(Dataset entries for page text)
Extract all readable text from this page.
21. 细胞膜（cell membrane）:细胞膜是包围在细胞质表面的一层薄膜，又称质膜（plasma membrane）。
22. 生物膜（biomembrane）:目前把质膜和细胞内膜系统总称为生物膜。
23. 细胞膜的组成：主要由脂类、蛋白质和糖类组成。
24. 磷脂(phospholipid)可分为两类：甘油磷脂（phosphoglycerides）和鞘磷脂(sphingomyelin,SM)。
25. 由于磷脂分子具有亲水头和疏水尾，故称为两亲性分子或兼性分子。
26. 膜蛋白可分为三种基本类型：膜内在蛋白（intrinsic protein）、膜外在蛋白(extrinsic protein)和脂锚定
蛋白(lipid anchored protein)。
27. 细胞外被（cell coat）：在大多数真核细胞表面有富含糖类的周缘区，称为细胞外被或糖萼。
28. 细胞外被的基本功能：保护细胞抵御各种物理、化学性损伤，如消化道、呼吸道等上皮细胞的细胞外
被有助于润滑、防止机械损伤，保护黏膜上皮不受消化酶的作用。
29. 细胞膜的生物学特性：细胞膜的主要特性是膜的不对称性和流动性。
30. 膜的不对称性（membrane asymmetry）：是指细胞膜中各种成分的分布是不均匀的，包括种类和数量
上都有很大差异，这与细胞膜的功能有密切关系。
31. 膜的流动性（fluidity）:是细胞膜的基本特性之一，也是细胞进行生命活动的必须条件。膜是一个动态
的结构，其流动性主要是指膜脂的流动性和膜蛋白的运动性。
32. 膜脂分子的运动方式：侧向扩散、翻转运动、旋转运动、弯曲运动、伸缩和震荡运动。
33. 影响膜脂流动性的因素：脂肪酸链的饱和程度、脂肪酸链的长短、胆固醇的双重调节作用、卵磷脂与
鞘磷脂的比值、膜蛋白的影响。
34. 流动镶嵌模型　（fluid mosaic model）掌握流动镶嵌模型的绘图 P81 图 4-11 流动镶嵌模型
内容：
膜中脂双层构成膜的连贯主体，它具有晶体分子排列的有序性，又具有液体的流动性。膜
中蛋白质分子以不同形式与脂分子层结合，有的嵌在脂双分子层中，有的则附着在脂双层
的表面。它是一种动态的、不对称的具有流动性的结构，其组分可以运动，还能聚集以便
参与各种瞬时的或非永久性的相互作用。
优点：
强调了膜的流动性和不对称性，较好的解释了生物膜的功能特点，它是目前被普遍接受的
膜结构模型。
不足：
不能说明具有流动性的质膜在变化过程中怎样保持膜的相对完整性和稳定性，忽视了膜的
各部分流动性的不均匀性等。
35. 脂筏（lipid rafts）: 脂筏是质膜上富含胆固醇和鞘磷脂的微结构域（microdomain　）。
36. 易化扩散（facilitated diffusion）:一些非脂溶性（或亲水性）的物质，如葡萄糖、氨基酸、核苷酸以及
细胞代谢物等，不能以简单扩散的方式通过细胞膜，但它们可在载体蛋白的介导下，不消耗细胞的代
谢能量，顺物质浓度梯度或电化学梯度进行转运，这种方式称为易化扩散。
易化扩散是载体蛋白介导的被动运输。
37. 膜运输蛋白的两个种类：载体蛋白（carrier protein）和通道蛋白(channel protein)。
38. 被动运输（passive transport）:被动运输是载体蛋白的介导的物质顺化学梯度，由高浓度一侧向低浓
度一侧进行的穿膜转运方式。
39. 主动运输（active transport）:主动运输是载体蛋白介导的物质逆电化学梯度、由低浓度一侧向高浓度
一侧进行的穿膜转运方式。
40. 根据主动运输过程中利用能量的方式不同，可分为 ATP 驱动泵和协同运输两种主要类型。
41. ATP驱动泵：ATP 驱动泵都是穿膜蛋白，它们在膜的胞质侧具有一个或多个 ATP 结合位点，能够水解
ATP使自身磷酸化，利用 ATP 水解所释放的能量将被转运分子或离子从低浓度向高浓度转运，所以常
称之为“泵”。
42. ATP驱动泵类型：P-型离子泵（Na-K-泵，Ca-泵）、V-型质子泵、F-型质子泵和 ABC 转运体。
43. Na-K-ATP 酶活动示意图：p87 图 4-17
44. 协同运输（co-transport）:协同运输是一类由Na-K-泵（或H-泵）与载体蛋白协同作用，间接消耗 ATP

WHAT YOU ARE ASKED TO DO: All lines of the data above that include the word "protein" must be shown.

OUTPUT:
26. 膜蛋白可分为三种基本类型：膜内在蛋白（intrinsic protein）、膜外在蛋白(extrinsic protein)和脂锚定
蛋白(lipid anchored protein)。
37. 膜运输蛋白的两个种类：载体蛋白（carrier protein）和通道蛋白(channel protein)。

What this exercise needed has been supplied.